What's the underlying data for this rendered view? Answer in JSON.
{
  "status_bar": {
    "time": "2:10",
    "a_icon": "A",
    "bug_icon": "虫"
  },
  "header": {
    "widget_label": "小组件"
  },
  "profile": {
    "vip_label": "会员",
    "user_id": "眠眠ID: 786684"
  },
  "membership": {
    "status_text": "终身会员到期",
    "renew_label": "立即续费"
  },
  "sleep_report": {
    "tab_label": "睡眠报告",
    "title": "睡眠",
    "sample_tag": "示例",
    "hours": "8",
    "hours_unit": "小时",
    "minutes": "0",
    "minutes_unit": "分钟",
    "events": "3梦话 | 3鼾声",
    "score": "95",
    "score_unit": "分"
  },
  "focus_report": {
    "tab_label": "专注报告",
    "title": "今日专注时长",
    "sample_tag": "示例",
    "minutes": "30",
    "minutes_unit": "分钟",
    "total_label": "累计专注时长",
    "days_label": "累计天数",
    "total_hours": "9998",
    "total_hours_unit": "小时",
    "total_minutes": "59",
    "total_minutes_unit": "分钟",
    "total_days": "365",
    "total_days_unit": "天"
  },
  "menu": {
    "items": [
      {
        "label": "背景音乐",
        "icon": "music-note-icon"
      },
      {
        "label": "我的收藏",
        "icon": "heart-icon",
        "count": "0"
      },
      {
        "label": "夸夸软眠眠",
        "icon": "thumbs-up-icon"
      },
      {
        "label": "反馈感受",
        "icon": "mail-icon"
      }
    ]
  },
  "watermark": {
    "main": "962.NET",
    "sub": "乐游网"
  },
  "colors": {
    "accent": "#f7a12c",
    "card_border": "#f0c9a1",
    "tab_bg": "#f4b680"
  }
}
___
**WORK TO BE COMPLETED**
Extract each line from the listing above, please, and repeat it exactly.

**REPLY TO THE EXERCISE**
What's the underlying data for this rendered view? Answer in JSON.
{
  "status_bar": {
    "time": "2:10",
    "a_icon": "A",
    "bug_icon": "虫"
  },
  "header": {
    "widget_label": "小组件"
  },
  "profile": {
    "vip_label": "会员",
    "user_id": "眠眠ID: 786684"
  },
  "membership": {
    "status_text": "终身会员到期",
    "renew_label": "立即续费"
  },
  "sleep_report": {
    "tab_label": "睡眠报告",
    "title": "睡眠",
    "sample_tag": "示例",
    "hours": "8",
    "hours_unit": "小时",
    "minutes": "0",
    "minutes_unit": "分钟",
    "events": "3梦话 | 3鼾声",
    "score": "95",
    "score_unit": "分"
  },
  "focus_report": {
    "tab_label": "专注报告",
    "title": "今日专注时长",
    "sample_tag": "示例",
    "minutes": "30",
    "minutes_unit": "分钟",
    "total_label": "累计专注时长",
    "days_label": "累计天数",
    "total_hours": "9998",
    "total_hours_unit": "小时",
    "total_minutes": "59",
    "total_minutes_unit": "分钟",
    "total_days": "365",
    "total_days_unit": "天"
  },
  "menu": {
    "items": [
      {
        "label": "背景音乐",
        "icon": "music-note-icon"
      },
      {
        "label": "我的收藏",
        "icon": "heart-icon",
        "count": "0"
      },
      {
        "label": "夸夸软眠眠",
        "icon": "thumbs-up-icon"
      },
      {
        "label": "反馈感受",
        "icon": "mail-icon"
      }
    ]
  },
  "watermark": {
    "main": "962.NET",
    "sub": "乐游网"
  },
  "colors": {
    "accent": "#f7a12c",
    "card_border": "#f0c9a1",
    "tab_bg": "#f4b680"
  }
}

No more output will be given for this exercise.